* **EXERCISE GOAL**
Leave out the pictures and copy each record below exactly.

>> BEGIN INFORMATION GIVEN

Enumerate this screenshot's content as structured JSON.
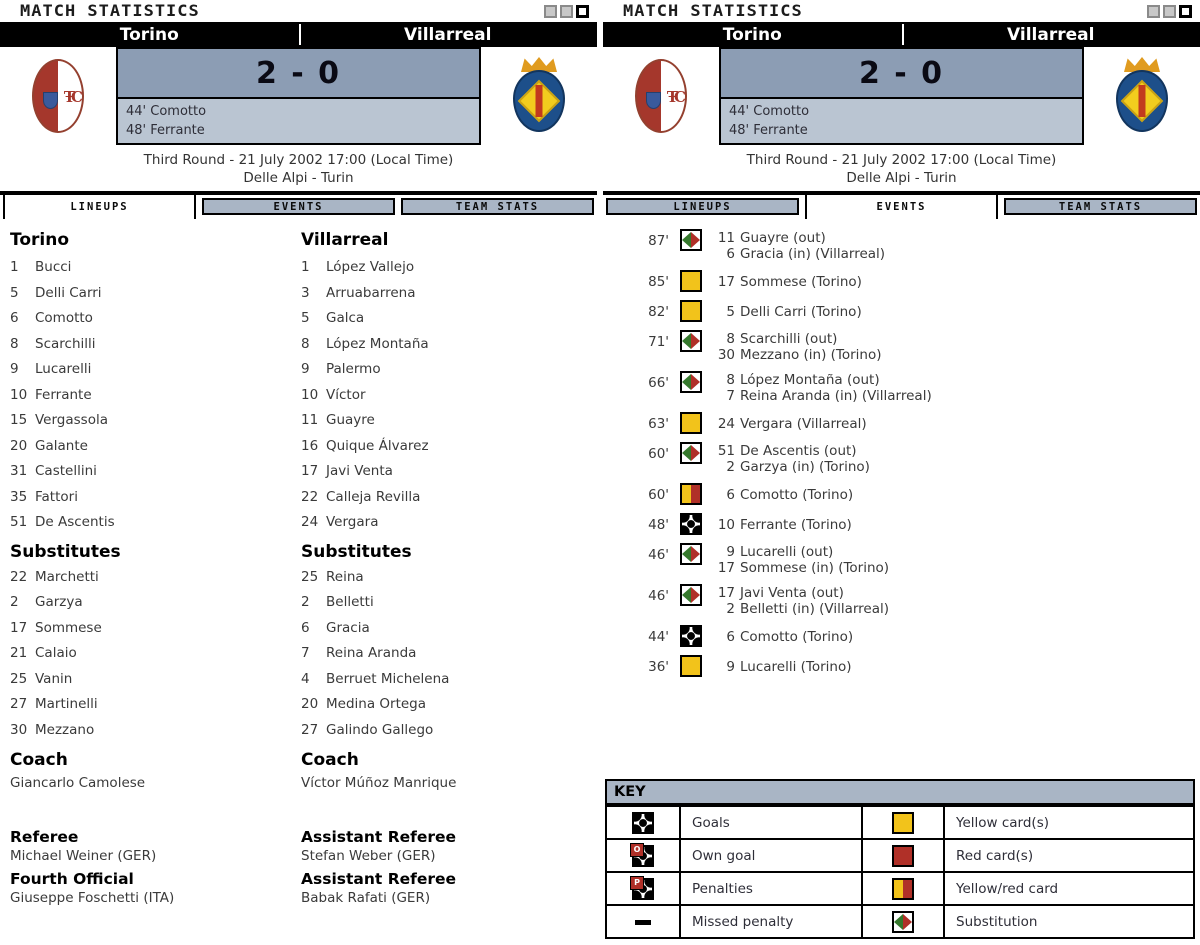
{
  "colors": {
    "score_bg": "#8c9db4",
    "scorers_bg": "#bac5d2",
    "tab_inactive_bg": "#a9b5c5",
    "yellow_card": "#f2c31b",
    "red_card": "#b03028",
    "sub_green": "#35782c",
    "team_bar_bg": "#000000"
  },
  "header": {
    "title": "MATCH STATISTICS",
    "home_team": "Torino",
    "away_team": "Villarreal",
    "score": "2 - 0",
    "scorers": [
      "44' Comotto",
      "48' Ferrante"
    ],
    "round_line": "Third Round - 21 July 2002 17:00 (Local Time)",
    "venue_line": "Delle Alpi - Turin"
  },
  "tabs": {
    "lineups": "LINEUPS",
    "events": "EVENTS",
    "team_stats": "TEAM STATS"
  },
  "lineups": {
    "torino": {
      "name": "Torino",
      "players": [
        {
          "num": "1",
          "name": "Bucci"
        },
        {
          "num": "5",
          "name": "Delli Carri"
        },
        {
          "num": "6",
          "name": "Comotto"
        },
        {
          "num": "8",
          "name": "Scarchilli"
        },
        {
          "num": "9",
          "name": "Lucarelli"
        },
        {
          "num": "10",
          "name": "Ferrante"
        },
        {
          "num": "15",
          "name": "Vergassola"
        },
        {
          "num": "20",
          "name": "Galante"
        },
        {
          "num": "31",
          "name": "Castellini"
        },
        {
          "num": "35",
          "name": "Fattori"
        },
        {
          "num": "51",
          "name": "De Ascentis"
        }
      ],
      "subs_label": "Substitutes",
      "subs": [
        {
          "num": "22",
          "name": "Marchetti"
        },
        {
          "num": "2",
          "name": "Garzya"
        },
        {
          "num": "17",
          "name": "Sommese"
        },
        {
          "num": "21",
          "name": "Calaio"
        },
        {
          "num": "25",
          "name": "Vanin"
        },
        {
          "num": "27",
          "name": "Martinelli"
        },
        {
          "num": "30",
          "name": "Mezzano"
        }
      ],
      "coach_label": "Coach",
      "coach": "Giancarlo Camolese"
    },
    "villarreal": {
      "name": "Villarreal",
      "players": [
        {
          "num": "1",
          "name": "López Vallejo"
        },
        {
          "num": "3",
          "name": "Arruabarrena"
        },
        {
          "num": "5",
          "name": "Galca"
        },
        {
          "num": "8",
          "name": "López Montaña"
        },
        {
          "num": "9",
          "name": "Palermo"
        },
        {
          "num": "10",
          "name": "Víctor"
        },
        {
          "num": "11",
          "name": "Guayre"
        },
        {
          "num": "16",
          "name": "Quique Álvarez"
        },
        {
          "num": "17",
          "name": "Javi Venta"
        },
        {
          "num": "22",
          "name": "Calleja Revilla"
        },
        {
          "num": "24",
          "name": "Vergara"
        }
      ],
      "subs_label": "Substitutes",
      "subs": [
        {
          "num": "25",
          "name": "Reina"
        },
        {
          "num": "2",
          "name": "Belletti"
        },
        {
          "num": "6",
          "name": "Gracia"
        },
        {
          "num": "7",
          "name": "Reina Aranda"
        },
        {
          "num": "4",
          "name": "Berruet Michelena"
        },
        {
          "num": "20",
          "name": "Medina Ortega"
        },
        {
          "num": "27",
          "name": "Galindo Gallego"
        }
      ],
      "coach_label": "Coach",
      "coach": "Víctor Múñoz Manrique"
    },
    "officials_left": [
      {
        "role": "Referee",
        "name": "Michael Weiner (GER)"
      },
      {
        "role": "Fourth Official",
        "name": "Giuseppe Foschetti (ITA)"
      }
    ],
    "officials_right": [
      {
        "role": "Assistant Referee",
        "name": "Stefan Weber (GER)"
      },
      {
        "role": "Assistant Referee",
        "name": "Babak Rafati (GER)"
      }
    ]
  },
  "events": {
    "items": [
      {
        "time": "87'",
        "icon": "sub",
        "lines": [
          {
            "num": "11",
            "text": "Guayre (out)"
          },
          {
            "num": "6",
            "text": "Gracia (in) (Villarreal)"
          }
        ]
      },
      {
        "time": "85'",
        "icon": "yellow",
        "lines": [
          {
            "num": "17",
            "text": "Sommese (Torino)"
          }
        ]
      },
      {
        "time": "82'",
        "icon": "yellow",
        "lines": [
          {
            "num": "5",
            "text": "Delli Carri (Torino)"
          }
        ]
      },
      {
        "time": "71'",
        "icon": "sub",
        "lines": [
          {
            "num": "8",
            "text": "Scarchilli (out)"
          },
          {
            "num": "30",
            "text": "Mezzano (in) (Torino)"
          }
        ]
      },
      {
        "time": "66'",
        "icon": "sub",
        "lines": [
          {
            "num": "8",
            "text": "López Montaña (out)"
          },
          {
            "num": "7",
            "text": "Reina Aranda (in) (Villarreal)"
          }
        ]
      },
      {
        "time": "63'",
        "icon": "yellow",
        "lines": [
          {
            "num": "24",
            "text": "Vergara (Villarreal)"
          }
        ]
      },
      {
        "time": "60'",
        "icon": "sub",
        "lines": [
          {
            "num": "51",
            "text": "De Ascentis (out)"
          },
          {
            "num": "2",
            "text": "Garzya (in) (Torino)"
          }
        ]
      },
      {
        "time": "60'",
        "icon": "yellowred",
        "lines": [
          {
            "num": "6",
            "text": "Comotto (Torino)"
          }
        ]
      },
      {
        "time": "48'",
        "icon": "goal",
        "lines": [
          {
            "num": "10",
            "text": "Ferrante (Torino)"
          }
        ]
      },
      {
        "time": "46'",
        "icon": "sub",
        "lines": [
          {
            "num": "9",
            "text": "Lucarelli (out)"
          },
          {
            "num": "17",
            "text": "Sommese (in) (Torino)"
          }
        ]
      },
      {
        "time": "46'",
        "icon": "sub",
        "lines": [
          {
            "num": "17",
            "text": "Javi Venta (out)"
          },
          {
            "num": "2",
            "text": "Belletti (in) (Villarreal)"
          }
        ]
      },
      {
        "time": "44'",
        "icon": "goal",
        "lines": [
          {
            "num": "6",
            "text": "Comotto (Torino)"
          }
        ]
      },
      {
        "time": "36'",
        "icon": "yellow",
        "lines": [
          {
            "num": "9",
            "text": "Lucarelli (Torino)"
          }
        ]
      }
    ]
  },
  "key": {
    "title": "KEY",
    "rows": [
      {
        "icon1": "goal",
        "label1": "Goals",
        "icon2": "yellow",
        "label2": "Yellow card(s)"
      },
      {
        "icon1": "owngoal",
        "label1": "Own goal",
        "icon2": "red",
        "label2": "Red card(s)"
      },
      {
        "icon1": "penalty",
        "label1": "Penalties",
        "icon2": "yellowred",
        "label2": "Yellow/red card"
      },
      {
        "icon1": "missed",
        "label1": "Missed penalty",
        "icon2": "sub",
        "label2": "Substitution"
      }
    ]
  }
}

>> END INFORMATION GIVEN

* **CORRECT OUTPUT**
Enumerate this screenshot's content as structured JSON.
{
  "colors": {
    "score_bg": "#8c9db4",
    "scorers_bg": "#bac5d2",
    "tab_inactive_bg": "#a9b5c5",
    "yellow_card": "#f2c31b",
    "red_card": "#b03028",
    "sub_green": "#35782c",
    "team_bar_bg": "#000000"
  },
  "header": {
    "title": "MATCH STATISTICS",
    "home_team": "Torino",
    "away_team": "Villarreal",
    "score": "2 - 0",
    "scorers": [
      "44' Comotto",
      "48' Ferrante"
    ],
    "round_line": "Third Round - 21 July 2002 17:00 (Local Time)",
    "venue_line": "Delle Alpi - Turin"
  },
  "tabs": {
    "lineups": "LINEUPS",
    "events": "EVENTS",
    "team_stats": "TEAM STATS"
  },
  "lineups": {
    "torino": {
      "name": "Torino",
      "players": [
        {
          "num": "1",
          "name": "Bucci"
        },
        {
          "num": "5",
          "name": "Delli Carri"
        },
        {
          "num": "6",
          "name": "Comotto"
        },
        {
          "num": "8",
          "name": "Scarchilli"
        },
        {
          "num": "9",
          "name": "Lucarelli"
        },
        {
          "num": "10",
          "name": "Ferrante"
        },
        {
          "num": "15",
          "name": "Vergassola"
        },
        {
          "num": "20",
          "name": "Galante"
        },
        {
          "num": "31",
          "name": "Castellini"
        },
        {
          "num": "35",
          "name": "Fattori"
        },
        {
          "num": "51",
          "name": "De Ascentis"
        }
      ],
      "subs_label": "Substitutes",
      "subs": [
        {
          "num": "22",
          "name": "Marchetti"
        },
        {
          "num": "2",
          "name": "Garzya"
        },
        {
          "num": "17",
          "name": "Sommese"
        },
        {
          "num": "21",
          "name": "Calaio"
        },
        {
          "num": "25",
          "name": "Vanin"
        },
        {
          "num": "27",
          "name": "Martinelli"
        },
        {
          "num": "30",
          "name": "Mezzano"
        }
      ],
      "coach_label": "Coach",
      "coach": "Giancarlo Camolese"
    },
    "villarreal": {
      "name": "Villarreal",
      "players": [
        {
          "num": "1",
          "name": "López Vallejo"
        },
        {
          "num": "3",
          "name": "Arruabarrena"
        },
        {
          "num": "5",
          "name": "Galca"
        },
        {
          "num": "8",
          "name": "López Montaña"
        },
        {
          "num": "9",
          "name": "Palermo"
        },
        {
          "num": "10",
          "name": "Víctor"
        },
        {
          "num": "11",
          "name": "Guayre"
        },
        {
          "num": "16",
          "name": "Quique Álvarez"
        },
        {
          "num": "17",
          "name": "Javi Venta"
        },
        {
          "num": "22",
          "name": "Calleja Revilla"
        },
        {
          "num": "24",
          "name": "Vergara"
        }
      ],
      "subs_label": "Substitutes",
      "subs": [
        {
          "num": "25",
          "name": "Reina"
        },
        {
          "num": "2",
          "name": "Belletti"
        },
        {
          "num": "6",
          "name": "Gracia"
        },
        {
          "num": "7",
          "name": "Reina Aranda"
        },
        {
          "num": "4",
          "name": "Berruet Michelena"
        },
        {
          "num": "20",
          "name": "Medina Ortega"
        },
        {
          "num": "27",
          "name": "Galindo Gallego"
        }
      ],
      "coach_label": "Coach",
      "coach": "Víctor Múñoz Manrique"
    },
    "officials_left": [
      {
        "role": "Referee",
        "name": "Michael Weiner (GER)"
      },
      {
        "role": "Fourth Official",
        "name": "Giuseppe Foschetti (ITA)"
      }
    ],
    "officials_right": [
      {
        "role": "Assistant Referee",
        "name": "Stefan Weber (GER)"
      },
      {
        "role": "Assistant Referee",
        "name": "Babak Rafati (GER)"
      }
    ]
  },
  "events": {
    "items": [
      {
        "time": "87'",
        "icon": "sub",
        "lines": [
          {
            "num": "11",
            "text": "Guayre (out)"
          },
          {
            "num": "6",
            "text": "Gracia (in) (Villarreal)"
          }
        ]
      },
      {
        "time": "85'",
        "icon": "yellow",
        "lines": [
          {
            "num": "17",
            "text": "Sommese (Torino)"
          }
        ]
      },
      {
        "time": "82'",
        "icon": "yellow",
        "lines": [
          {
            "num": "5",
            "text": "Delli Carri (Torino)"
          }
        ]
      },
      {
        "time": "71'",
        "icon": "sub",
        "lines": [
          {
            "num": "8",
            "text": "Scarchilli (out)"
          },
          {
            "num": "30",
            "text": "Mezzano (in) (Torino)"
          }
        ]
      },
      {
        "time": "66'",
        "icon": "sub",
        "lines": [
          {
            "num": "8",
            "text": "López Montaña (out)"
          },
          {
            "num": "7",
            "text": "Reina Aranda (in) (Villarreal)"
          }
        ]
      },
      {
        "time": "63'",
        "icon": "yellow",
        "lines": [
          {
            "num": "24",
            "text": "Vergara (Villarreal)"
          }
        ]
      },
      {
        "time": "60'",
        "icon": "sub",
        "lines": [
          {
            "num": "51",
            "text": "De Ascentis (out)"
          },
          {
            "num": "2",
            "text": "Garzya (in) (Torino)"
          }
        ]
      },
      {
        "time": "60'",
        "icon": "yellowred",
        "lines": [
          {
            "num": "6",
            "text": "Comotto (Torino)"
          }
        ]
      },
      {
        "time": "48'",
        "icon": "goal",
        "lines": [
          {
            "num": "10",
            "text": "Ferrante (Torino)"
          }
        ]
      },
      {
        "time": "46'",
        "icon": "sub",
        "lines": [
          {
            "num": "9",
            "text": "Lucarelli (out)"
          },
          {
            "num": "17",
            "text": "Sommese (in) (Torino)"
          }
        ]
      },
      {
        "time": "46'",
        "icon": "sub",
        "lines": [
          {
            "num": "17",
            "text": "Javi Venta (out)"
          },
          {
            "num": "2",
            "text": "Belletti (in) (Villarreal)"
          }
        ]
      },
      {
        "time": "44'",
        "icon": "goal",
        "lines": [
          {
            "num": "6",
            "text": "Comotto (Torino)"
          }
        ]
      },
      {
        "time": "36'",
        "icon": "yellow",
        "lines": [
          {
            "num": "9",
            "text": "Lucarelli (Torino)"
          }
        ]
      }
    ]
  },
  "key": {
    "title": "KEY",
    "rows": [
      {
        "icon1": "goal",
        "label1": "Goals",
        "icon2": "yellow",
        "label2": "Yellow card(s)"
      },
      {
        "icon1": "owngoal",
        "label1": "Own goal",
        "icon2": "red",
        "label2": "Red card(s)"
      },
      {
        "icon1": "penalty",
        "label1": "Penalties",
        "icon2": "yellowred",
        "label2": "Yellow/red card"
      },
      {
        "icon1": "missed",
        "label1": "Missed penalty",
        "icon2": "sub",
        "label2": "Substitution"
      }
    ]
  }
}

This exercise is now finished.